> **Dataset records**:
--*--

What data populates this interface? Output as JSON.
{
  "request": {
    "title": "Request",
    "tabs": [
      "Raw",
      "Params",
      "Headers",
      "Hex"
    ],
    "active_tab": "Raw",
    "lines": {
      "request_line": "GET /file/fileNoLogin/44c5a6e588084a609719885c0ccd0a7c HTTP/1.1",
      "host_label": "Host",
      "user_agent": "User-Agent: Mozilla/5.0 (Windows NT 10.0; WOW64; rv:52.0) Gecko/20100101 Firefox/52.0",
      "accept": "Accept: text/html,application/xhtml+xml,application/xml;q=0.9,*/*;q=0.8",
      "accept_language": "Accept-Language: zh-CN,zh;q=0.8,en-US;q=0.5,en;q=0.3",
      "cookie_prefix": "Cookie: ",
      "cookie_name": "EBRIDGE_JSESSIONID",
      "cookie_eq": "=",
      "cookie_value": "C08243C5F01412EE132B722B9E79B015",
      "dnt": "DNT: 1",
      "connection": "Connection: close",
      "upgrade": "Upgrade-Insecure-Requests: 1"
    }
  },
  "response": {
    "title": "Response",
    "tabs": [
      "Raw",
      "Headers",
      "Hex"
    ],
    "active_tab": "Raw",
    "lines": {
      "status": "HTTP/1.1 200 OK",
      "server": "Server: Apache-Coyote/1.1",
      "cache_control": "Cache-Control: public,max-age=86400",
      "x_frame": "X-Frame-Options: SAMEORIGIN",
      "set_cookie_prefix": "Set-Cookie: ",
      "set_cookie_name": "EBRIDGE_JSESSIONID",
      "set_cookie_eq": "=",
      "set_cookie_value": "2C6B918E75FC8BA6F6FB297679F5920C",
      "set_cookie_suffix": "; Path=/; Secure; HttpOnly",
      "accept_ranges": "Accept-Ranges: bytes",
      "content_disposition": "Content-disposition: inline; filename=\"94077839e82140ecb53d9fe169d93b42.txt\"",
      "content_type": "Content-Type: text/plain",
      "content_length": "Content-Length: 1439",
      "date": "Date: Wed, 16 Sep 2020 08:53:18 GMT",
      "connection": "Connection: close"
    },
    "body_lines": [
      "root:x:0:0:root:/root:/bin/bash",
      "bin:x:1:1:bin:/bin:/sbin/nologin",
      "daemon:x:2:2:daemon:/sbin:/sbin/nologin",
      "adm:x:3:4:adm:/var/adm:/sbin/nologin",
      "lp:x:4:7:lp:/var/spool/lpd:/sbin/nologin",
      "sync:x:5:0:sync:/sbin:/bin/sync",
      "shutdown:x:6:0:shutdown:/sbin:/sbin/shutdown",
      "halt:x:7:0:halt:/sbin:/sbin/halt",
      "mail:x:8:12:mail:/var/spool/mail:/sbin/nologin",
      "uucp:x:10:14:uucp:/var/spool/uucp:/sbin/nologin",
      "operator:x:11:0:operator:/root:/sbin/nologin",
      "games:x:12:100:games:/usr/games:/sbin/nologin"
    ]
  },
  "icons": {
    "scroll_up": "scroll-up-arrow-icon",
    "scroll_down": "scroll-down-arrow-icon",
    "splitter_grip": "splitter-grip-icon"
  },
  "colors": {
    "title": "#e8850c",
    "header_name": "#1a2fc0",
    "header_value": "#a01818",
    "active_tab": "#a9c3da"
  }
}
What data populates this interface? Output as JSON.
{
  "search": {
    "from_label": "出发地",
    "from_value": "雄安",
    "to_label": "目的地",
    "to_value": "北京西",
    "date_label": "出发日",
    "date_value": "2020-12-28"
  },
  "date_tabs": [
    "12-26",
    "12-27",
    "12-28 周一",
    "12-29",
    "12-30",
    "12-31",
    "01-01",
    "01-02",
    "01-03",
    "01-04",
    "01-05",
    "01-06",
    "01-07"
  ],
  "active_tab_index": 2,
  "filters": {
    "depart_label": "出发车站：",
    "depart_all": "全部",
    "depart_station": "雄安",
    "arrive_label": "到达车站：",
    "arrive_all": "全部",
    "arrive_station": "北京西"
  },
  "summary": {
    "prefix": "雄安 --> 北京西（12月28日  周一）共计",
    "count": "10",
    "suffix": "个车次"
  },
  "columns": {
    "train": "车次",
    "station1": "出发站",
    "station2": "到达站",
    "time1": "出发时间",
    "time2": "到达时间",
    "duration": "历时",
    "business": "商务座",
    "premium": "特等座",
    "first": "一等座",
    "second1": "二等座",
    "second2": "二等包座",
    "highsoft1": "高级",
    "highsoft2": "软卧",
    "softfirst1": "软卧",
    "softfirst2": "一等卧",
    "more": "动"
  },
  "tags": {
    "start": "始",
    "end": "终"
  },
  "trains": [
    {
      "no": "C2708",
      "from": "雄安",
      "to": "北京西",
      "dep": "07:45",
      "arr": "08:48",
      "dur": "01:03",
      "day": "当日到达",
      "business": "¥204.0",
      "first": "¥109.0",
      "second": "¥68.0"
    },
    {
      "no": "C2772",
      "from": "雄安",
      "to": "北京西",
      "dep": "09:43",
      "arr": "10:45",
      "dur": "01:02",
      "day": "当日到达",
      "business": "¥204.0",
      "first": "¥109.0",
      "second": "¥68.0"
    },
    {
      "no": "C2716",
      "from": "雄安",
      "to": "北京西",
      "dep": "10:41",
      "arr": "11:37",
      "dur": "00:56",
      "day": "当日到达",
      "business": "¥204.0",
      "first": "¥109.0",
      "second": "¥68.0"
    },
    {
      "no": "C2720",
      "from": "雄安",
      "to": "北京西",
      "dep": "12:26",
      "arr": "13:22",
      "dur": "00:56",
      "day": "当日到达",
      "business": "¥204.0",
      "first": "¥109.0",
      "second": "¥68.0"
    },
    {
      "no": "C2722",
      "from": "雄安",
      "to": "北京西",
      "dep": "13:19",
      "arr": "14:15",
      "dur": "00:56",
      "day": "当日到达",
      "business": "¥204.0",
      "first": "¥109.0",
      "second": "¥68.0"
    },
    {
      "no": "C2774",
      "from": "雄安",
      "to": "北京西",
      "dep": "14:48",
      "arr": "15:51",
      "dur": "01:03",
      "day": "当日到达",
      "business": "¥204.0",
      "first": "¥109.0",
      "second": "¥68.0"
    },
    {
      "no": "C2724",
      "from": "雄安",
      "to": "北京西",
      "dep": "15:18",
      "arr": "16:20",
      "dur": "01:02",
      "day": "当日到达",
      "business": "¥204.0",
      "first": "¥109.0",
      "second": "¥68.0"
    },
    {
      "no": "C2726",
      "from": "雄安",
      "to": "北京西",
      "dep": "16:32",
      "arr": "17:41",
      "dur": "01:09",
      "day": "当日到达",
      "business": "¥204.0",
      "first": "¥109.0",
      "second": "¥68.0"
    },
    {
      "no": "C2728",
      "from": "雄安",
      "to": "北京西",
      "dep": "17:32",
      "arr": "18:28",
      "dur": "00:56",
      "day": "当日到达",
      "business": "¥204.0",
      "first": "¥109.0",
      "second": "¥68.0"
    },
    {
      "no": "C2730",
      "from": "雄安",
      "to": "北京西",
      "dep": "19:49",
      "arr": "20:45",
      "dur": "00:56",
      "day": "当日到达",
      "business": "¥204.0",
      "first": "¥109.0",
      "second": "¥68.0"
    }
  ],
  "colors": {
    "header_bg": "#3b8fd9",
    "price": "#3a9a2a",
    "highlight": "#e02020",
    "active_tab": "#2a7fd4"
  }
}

--*--

> **EXERCISE TASK**: Take the lines above and print them exactly.

> **THE REPLY**:
What data populates this interface? Output as JSON.
{
  "request": {
    "title": "Request",
    "tabs": [
      "Raw",
      "Params",
      "Headers",
      "Hex"
    ],
    "active_tab": "Raw",
    "lines": {
      "request_line": "GET /file/fileNoLogin/44c5a6e588084a609719885c0ccd0a7c HTTP/1.1",
      "host_label": "Host",
      "user_agent": "User-Agent: Mozilla/5.0 (Windows NT 10.0; WOW64; rv:52.0) Gecko/20100101 Firefox/52.0",
      "accept": "Accept: text/html,application/xhtml+xml,application/xml;q=0.9,*/*;q=0.8",
      "accept_language": "Accept-Language: zh-CN,zh;q=0.8,en-US;q=0.5,en;q=0.3",
      "cookie_prefix": "Cookie: ",
      "cookie_name": "EBRIDGE_JSESSIONID",
      "cookie_eq": "=",
      "cookie_value": "C08243C5F01412EE132B722B9E79B015",
      "dnt": "DNT: 1",
      "connection": "Connection: close",
      "upgrade": "Upgrade-Insecure-Requests: 1"
    }
  },
  "response": {
    "title": "Response",
    "tabs": [
      "Raw",
      "Headers",
      "Hex"
    ],
    "active_tab": "Raw",
    "lines": {
      "status": "HTTP/1.1 200 OK",
      "server": "Server: Apache-Coyote/1.1",
      "cache_control": "Cache-Control: public,max-age=86400",
      "x_frame": "X-Frame-Options: SAMEORIGIN",
      "set_cookie_prefix": "Set-Cookie: ",
      "set_cookie_name": "EBRIDGE_JSESSIONID",
      "set_cookie_eq": "=",
      "set_cookie_value": "2C6B918E75FC8BA6F6FB297679F5920C",
      "set_cookie_suffix": "; Path=/; Secure; HttpOnly",
      "accept_ranges": "Accept-Ranges: bytes",
      "content_disposition": "Content-disposition: inline; filename=\"94077839e82140ecb53d9fe169d93b42.txt\"",
      "content_type": "Content-Type: text/plain",
      "content_length": "Content-Length: 1439",
      "date": "Date: Wed, 16 Sep 2020 08:53:18 GMT",
      "connection": "Connection: close"
    },
    "body_lines": [
      "root:x:0:0:root:/root:/bin/bash",
      "bin:x:1:1:bin:/bin:/sbin/nologin",
      "daemon:x:2:2:daemon:/sbin:/sbin/nologin",
      "adm:x:3:4:adm:/var/adm:/sbin/nologin",
      "lp:x:4:7:lp:/var/spool/lpd:/sbin/nologin",
      "sync:x:5:0:sync:/sbin:/bin/sync",
      "shutdown:x:6:0:shutdown:/sbin:/sbin/shutdown",
      "halt:x:7:0:halt:/sbin:/sbin/halt",
      "mail:x:8:12:mail:/var/spool/mail:/sbin/nologin",
      "uucp:x:10:14:uucp:/var/spool/uucp:/sbin/nologin",
      "operator:x:11:0:operator:/root:/sbin/nologin",
      "games:x:12:100:games:/usr/games:/sbin/nologin"
    ]
  },
  "icons": {
    "scroll_up": "scroll-up-arrow-icon",
    "scroll_down": "scroll-down-arrow-icon",
    "splitter_grip": "splitter-grip-icon"
  },
  "colors": {
    "title": "#e8850c",
    "header_name": "#1a2fc0",
    "header_value": "#a01818",
    "active_tab": "#a9c3da"
  }
}
What data populates this interface? Output as JSON.
{
  "search": {
    "from_label": "出发地",
    "from_value": "雄安",
    "to_label": "目的地",
    "to_value": "北京西",
    "date_label": "出发日",
    "date_value": "2020-12-28"
  },
  "date_tabs": [
    "12-26",
    "12-27",
    "12-28 周一",
    "12-29",
    "12-30",
    "12-31",
    "01-01",
    "01-02",
    "01-03",
    "01-04",
    "01-05",
    "01-06",
    "01-07"
  ],
  "active_tab_index": 2,
  "filters": {
    "depart_label": "出发车站：",
    "depart_all": "全部",
    "depart_station": "雄安",
    "arrive_label": "到达车站：",
    "arrive_all": "全部",
    "arrive_station": "北京西"
  },
  "summary": {
    "prefix": "雄安 --> 北京西（12月28日  周一）共计",
    "count": "10",
    "suffix": "个车次"
  },
  "columns": {
    "train": "车次",
    "station1": "出发站",
    "station2": "到达站",
    "time1": "出发时间",
    "time2": "到达时间",
    "duration": "历时",
    "business": "商务座",
    "premium": "特等座",
    "first": "一等座",
    "second1": "二等座",
    "second2": "二等包座",
    "highsoft1": "高级",
    "highsoft2": "软卧",
    "softfirst1": "软卧",
    "softfirst2": "一等卧",
    "more": "动"
  },
  "tags": {
    "start": "始",
    "end": "终"
  },
  "trains": [
    {
      "no": "C2708",
      "from": "雄安",
      "to": "北京西",
      "dep": "07:45",
      "arr": "08:48",
      "dur": "01:03",
      "day": "当日到达",
      "business": "¥204.0",
      "first": "¥109.0",
      "second": "¥68.0"
    },
    {
      "no": "C2772",
      "from": "雄安",
      "to": "北京西",
      "dep": "09:43",
      "arr": "10:45",
      "dur": "01:02",
      "day": "当日到达",
      "business": "¥204.0",
      "first": "¥109.0",
      "second": "¥68.0"
    },
    {
      "no": "C2716",
      "from": "雄安",
      "to": "北京西",
      "dep": "10:41",
      "arr": "11:37",
      "dur": "00:56",
      "day": "当日到达",
      "business": "¥204.0",
      "first": "¥109.0",
      "second": "¥68.0"
    },
    {
      "no": "C2720",
      "from": "雄安",
      "to": "北京西",
      "dep": "12:26",
      "arr": "13:22",
      "dur": "00:56",
      "day": "当日到达",
      "business": "¥204.0",
      "first": "¥109.0",
      "second": "¥68.0"
    },
    {
      "no": "C2722",
      "from": "雄安",
      "to": "北京西",
      "dep": "13:19",
      "arr": "14:15",
      "dur": "00:56",
      "day": "当日到达",
      "business": "¥204.0",
      "first": "¥109.0",
      "second": "¥68.0"
    },
    {
      "no": "C2774",
      "from": "雄安",
      "to": "北京西",
      "dep": "14:48",
      "arr": "15:51",
      "dur": "01:03",
      "day": "当日到达",
      "business": "¥204.0",
      "first": "¥109.0",
      "second": "¥68.0"
    },
    {
      "no": "C2724",
      "from": "雄安",
      "to": "北京西",
      "dep": "15:18",
      "arr": "16:20",
      "dur": "01:02",
      "day": "当日到达",
      "business": "¥204.0",
      "first": "¥109.0",
      "second": "¥68.0"
    },
    {
      "no": "C2726",
      "from": "雄安",
      "to": "北京西",
      "dep": "16:32",
      "arr": "17:41",
      "dur": "01:09",
      "day": "当日到达",
      "business": "¥204.0",
      "first": "¥109.0",
      "second": "¥68.0"
    },
    {
      "no": "C2728",
      "from": "雄安",
      "to": "北京西",
      "dep": "17:32",
      "arr": "18:28",
      "dur": "00:56",
      "day": "当日到达",
      "business": "¥204.0",
      "first": "¥109.0",
      "second": "¥68.0"
    },
    {
      "no": "C2730",
      "from": "雄安",
      "to": "北京西",
      "dep": "19:49",
      "arr": "20:45",
      "dur": "00:56",
      "day": "当日到达",
      "business": "¥204.0",
      "first": "¥109.0",
      "second": "¥68.0"
    }
  ],
  "colors": {
    "header_bg": "#3b8fd9",
    "price": "#3a9a2a",
    "highlight": "#e02020",
    "active_tab": "#2a7fd4"
  }
}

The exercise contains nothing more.